---------- TASK INPUTS ----------

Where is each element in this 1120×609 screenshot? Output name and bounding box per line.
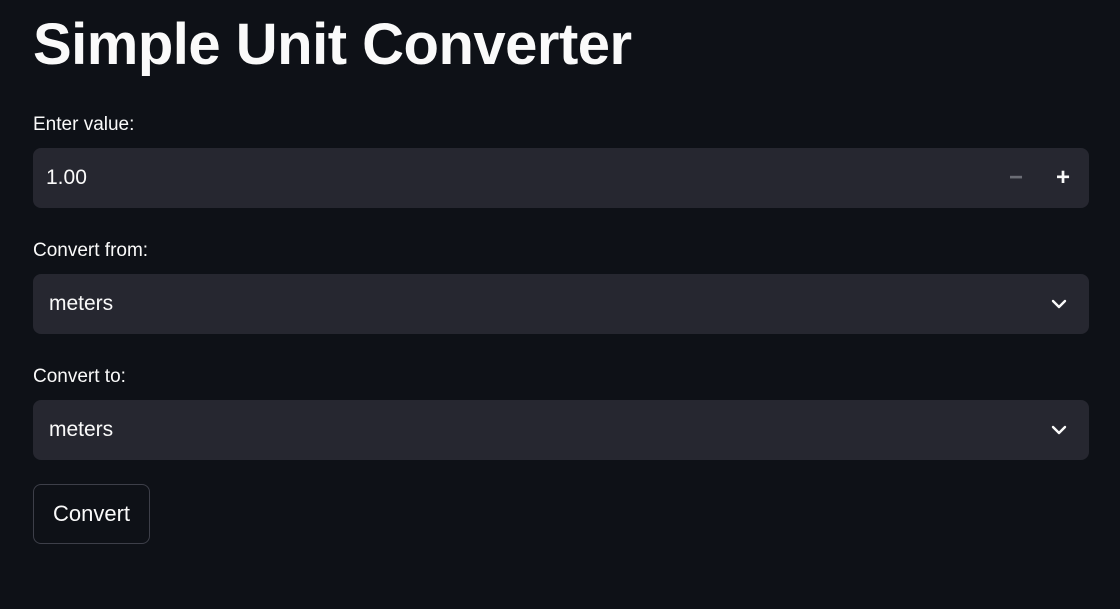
convert-from-value: meters	[49, 292, 114, 315]
page-title: Simple Unit Converter	[33, 12, 632, 77]
convert-to-label: Convert to:	[33, 366, 126, 387]
decrement-button[interactable]: −	[994, 148, 1038, 208]
convert-button[interactable]: Convert	[33, 484, 150, 544]
value-input[interactable]: 1.00 − +	[33, 148, 1089, 208]
convert-to-value: meters	[49, 418, 114, 441]
value-input-text[interactable]: 1.00	[46, 148, 87, 208]
value-input-label: Enter value:	[33, 114, 135, 135]
chevron-down-icon[interactable]	[1049, 420, 1069, 440]
convert-from-select[interactable]: meters	[33, 274, 1089, 334]
app-container: Simple Unit Converter Enter value: 1.00 …	[0, 0, 1120, 609]
convert-to-select[interactable]: meters	[33, 400, 1089, 460]
increment-button[interactable]: +	[1041, 148, 1085, 208]
chevron-down-icon[interactable]	[1049, 294, 1069, 314]
convert-from-label: Convert from:	[33, 240, 149, 261]
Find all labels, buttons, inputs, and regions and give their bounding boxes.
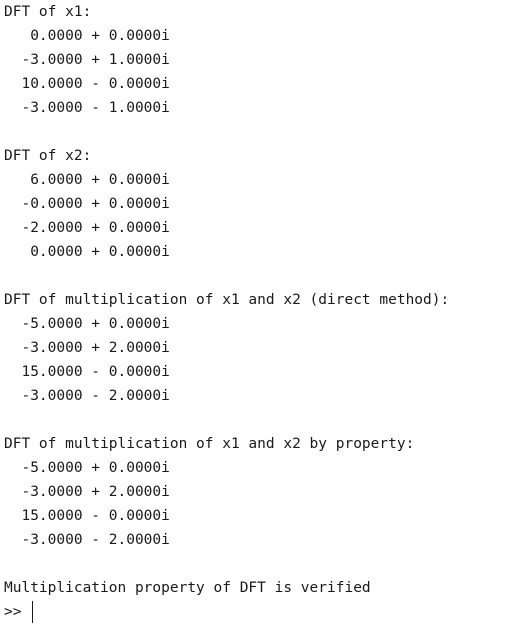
output-value-line: -0.0000 + 0.0000i [4,196,170,212]
output-heading: DFT of x2: [4,148,92,164]
output-heading: DFT of multiplication of x1 and x2 (dire… [4,292,450,308]
output-value-line: 0.0000 + 0.0000i [4,28,170,44]
command-window[interactable]: DFT of x1: 0.0000 + 0.0000i -3.0000 + 1.… [4,0,517,623]
result-message: Multiplication property of DFT is verifi… [4,580,371,596]
output-value-line: 15.0000 - 0.0000i [4,508,170,524]
output-value-line: -3.0000 + 2.0000i [4,484,170,500]
output-value-line: -3.0000 + 1.0000i [4,52,170,68]
output-block-dft-x2: DFT of x2: 6.0000 + 0.0000i -0.0000 + 0.… [4,144,517,264]
output-value-line: 6.0000 + 0.0000i [4,172,170,188]
text-cursor [32,601,34,623]
command-prompt-line[interactable]: >> [4,600,517,624]
output-block-dft-x1: DFT of x1: 0.0000 + 0.0000i -3.0000 + 1.… [4,0,517,120]
output-block-dft-property: DFT of multiplication of x1 and x2 by pr… [4,432,517,552]
output-value-line: -5.0000 + 0.0000i [4,316,170,332]
command-prompt: >> [4,604,31,620]
output-value-line: -3.0000 - 1.0000i [4,100,170,116]
output-heading: DFT of multiplication of x1 and x2 by pr… [4,436,415,452]
output-block-dft-direct: DFT of multiplication of x1 and x2 (dire… [4,288,517,408]
output-value-line: 15.0000 - 0.0000i [4,364,170,380]
output-value-line: -5.0000 + 0.0000i [4,460,170,476]
output-value-line: -2.0000 + 0.0000i [4,220,170,236]
output-value-line: -3.0000 - 2.0000i [4,388,170,404]
output-heading: DFT of x1: [4,4,92,20]
output-value-line: -3.0000 + 2.0000i [4,340,170,356]
output-value-line: 0.0000 + 0.0000i [4,244,170,260]
output-value-line: 10.0000 - 0.0000i [4,76,170,92]
output-value-line: -3.0000 - 2.0000i [4,532,170,548]
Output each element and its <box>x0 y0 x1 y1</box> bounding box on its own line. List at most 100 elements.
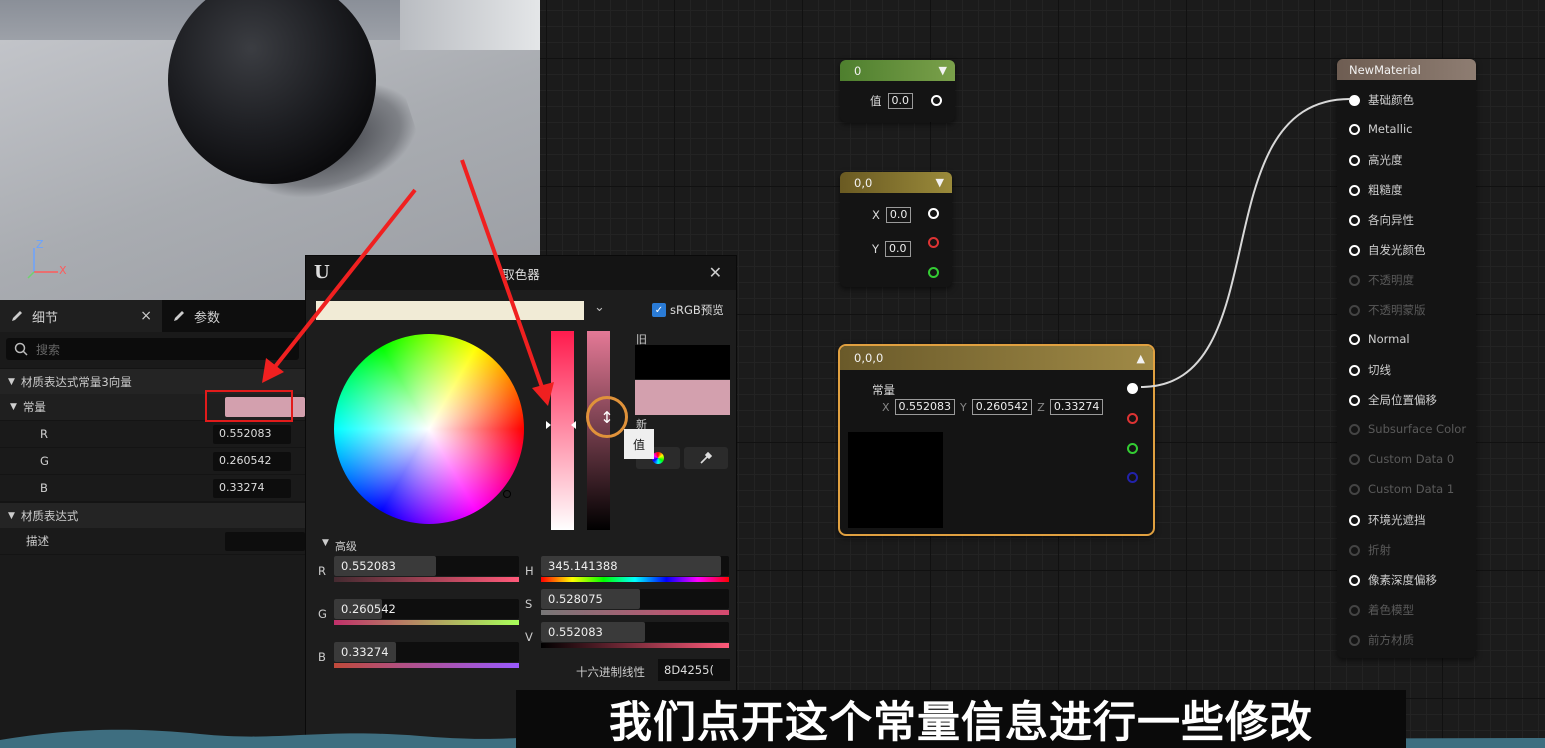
blue-channel-value[interactable]: 0.33274 <box>341 645 389 659</box>
red-output-pin-icon[interactable] <box>1127 413 1138 424</box>
details-search[interactable]: 搜索 <box>6 338 299 360</box>
material-pin[interactable]: 全局位置偏移 <box>1349 392 1437 408</box>
input-pin-icon[interactable] <box>1349 304 1360 316</box>
green-output-pin-icon[interactable] <box>1127 443 1138 454</box>
channel-r-input[interactable]: 0.552083 <box>213 424 291 444</box>
srgb-preview-toggle[interactable]: ✓ sRGB预览 <box>652 302 724 318</box>
green-output-pin-icon[interactable] <box>928 267 939 278</box>
input-pin-icon[interactable] <box>1349 634 1360 646</box>
scalar-constant-node[interactable]: 0 ▼ 值 0.0 <box>840 60 955 122</box>
value-value[interactable]: 0.552083 <box>548 625 603 639</box>
color-preview-bar[interactable] <box>316 301 584 320</box>
color-picker-titlebar[interactable]: U 取色器 ✕ <box>306 256 736 290</box>
constant2vector-node[interactable]: 0,0 ▼ X 0.0 Y 0.0 <box>840 172 952 287</box>
material-pin[interactable]: 切线 <box>1349 362 1391 378</box>
checkbox-checked-icon[interactable]: ✓ <box>652 303 666 317</box>
channel-g-input[interactable]: 0.260542 <box>213 451 291 471</box>
material-pin[interactable]: 粗糙度 <box>1349 182 1403 198</box>
material-pin[interactable]: 不透明度 <box>1349 272 1414 288</box>
chevron-up-icon[interactable]: ▲ <box>1137 352 1145 365</box>
vec3-x-input[interactable]: 0.552083 <box>894 399 956 415</box>
input-pin-icon[interactable] <box>1349 453 1360 465</box>
material-node-header[interactable]: NewMaterial <box>1337 59 1476 80</box>
chevron-down-icon[interactable]: ⌄ <box>594 300 605 315</box>
new-color-swatch[interactable] <box>635 380 730 415</box>
green-channel-slider[interactable]: G 0.260542 <box>318 599 519 630</box>
red-channel-value[interactable]: 0.552083 <box>341 559 396 573</box>
material-pin[interactable]: Normal <box>1349 332 1410 346</box>
input-pin-icon[interactable] <box>1349 544 1360 556</box>
material-pin[interactable]: 高光度 <box>1349 152 1403 168</box>
channel-b-input[interactable]: 0.33274 <box>213 478 291 498</box>
material-pin[interactable]: 像素深度偏移 <box>1349 572 1437 588</box>
material-pin[interactable]: 基础颜色 <box>1349 92 1414 108</box>
red-channel-slider[interactable]: R 0.552083 <box>318 556 519 587</box>
saturation-field-slider[interactable]: S 0.528075 <box>525 589 729 620</box>
input-pin-icon[interactable] <box>1349 244 1360 256</box>
material-pin[interactable]: Metallic <box>1349 122 1412 136</box>
material-pin[interactable]: 前方材质 <box>1349 632 1414 648</box>
hue-value[interactable]: 345.141388 <box>548 559 618 573</box>
scalar-value-input[interactable]: 0.0 <box>887 93 913 109</box>
output-pin-icon[interactable] <box>1127 383 1138 394</box>
chevron-down-icon[interactable]: ▼ <box>936 176 944 189</box>
material-pin[interactable]: Custom Data 0 <box>1349 452 1454 466</box>
tab-parameters[interactable]: 参数 <box>162 300 230 332</box>
input-pin-icon[interactable] <box>1349 604 1360 616</box>
blue-channel-slider[interactable]: B 0.33274 <box>318 642 519 673</box>
old-color-swatch[interactable] <box>635 345 730 379</box>
advanced-section[interactable]: ▼ 高级 <box>322 538 357 554</box>
input-pin-icon[interactable] <box>1349 364 1360 376</box>
scalar-node-header[interactable]: 0 ▼ <box>840 60 955 81</box>
material-result-node[interactable]: NewMaterial 基础颜色 Metallic 高光度粗糙度各向异性自发光颜色不… <box>1337 59 1476 658</box>
hue-slider[interactable]: H 345.141388 <box>525 556 729 587</box>
section-material-expression[interactable]: ▼ 材质表达式 <box>0 502 305 528</box>
material-pin[interactable]: 折射 <box>1349 542 1391 558</box>
input-pin-icon[interactable] <box>1349 123 1360 135</box>
vec3-node-header[interactable]: 0,0,0 ▲ <box>840 346 1153 370</box>
saturation-slider[interactable] <box>551 331 574 530</box>
input-pin-icon[interactable] <box>1349 154 1360 166</box>
material-pin-label: Custom Data 1 <box>1368 482 1455 496</box>
input-pin-icon[interactable] <box>1349 574 1360 586</box>
material-pin[interactable]: 着色模型 <box>1349 602 1414 618</box>
value-field-slider[interactable]: V 0.552083 <box>525 622 729 653</box>
blue-output-pin-icon[interactable] <box>1127 472 1138 483</box>
input-pin-icon[interactable] <box>1349 514 1360 526</box>
constant3vector-node[interactable]: 0,0,0 ▲ 常量 X 0.552083 Y 0.260542 Z 0.332… <box>838 344 1155 536</box>
vec2-node-header[interactable]: 0,0 ▼ <box>840 172 952 193</box>
close-icon[interactable]: ✕ <box>709 263 722 282</box>
input-pin-icon[interactable] <box>1349 94 1360 106</box>
input-pin-icon[interactable] <box>1349 423 1360 435</box>
saturation-value[interactable]: 0.528075 <box>548 592 603 606</box>
vec3-z-input[interactable]: 0.33274 <box>1049 399 1104 415</box>
red-output-pin-icon[interactable] <box>928 237 939 248</box>
input-pin-icon[interactable] <box>1349 333 1360 345</box>
vec2-x-input[interactable]: 0.0 <box>885 207 912 223</box>
vec2-y-input[interactable]: 0.0 <box>885 241 911 257</box>
description-input[interactable] <box>225 531 305 551</box>
output-pin-icon[interactable] <box>931 95 942 106</box>
color-wheel-selector[interactable] <box>503 490 511 498</box>
vec3-color-preview <box>848 432 943 528</box>
eyedropper-button[interactable] <box>684 447 728 469</box>
material-pin[interactable]: Custom Data 1 <box>1349 482 1454 496</box>
hex-linear-input[interactable]: 8D4255( <box>658 659 730 681</box>
input-pin-icon[interactable] <box>1349 184 1360 196</box>
color-wheel[interactable] <box>334 334 524 524</box>
material-pin[interactable]: Subsurface Color <box>1349 422 1466 436</box>
tab-details[interactable]: 细节 × <box>0 300 162 332</box>
material-pin[interactable]: 各向异性 <box>1349 212 1414 228</box>
input-pin-icon[interactable] <box>1349 214 1360 226</box>
input-pin-icon[interactable] <box>1349 483 1360 495</box>
material-pin[interactable]: 不透明蒙版 <box>1349 302 1426 318</box>
vec3-y-input[interactable]: 0.260542 <box>971 399 1033 415</box>
material-pin[interactable]: 环境光遮挡 <box>1349 512 1426 528</box>
input-pin-icon[interactable] <box>1349 274 1360 286</box>
green-channel-value[interactable]: 0.260542 <box>341 602 396 616</box>
output-pin-icon[interactable] <box>928 208 939 219</box>
material-pin[interactable]: 自发光颜色 <box>1349 242 1426 258</box>
tab-close-icon[interactable]: × <box>140 308 152 324</box>
input-pin-icon[interactable] <box>1349 394 1360 406</box>
chevron-down-icon[interactable]: ▼ <box>939 64 947 77</box>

----------

WHAT TO PRODUCE. Please pull out every line of the entries above that contains the string "bounding", matching case exactly.

SOLUTION TO THIS EXERCISE.
Where is each element in this 1120×609 screenshot? Output name and bounding box per line.
Find all labels, buttons, inputs, and regions and give their bounding boxes.
Output each element and its <box>x0 y0 x1 y1</box> bounding box on its own line. List at most 100 elements.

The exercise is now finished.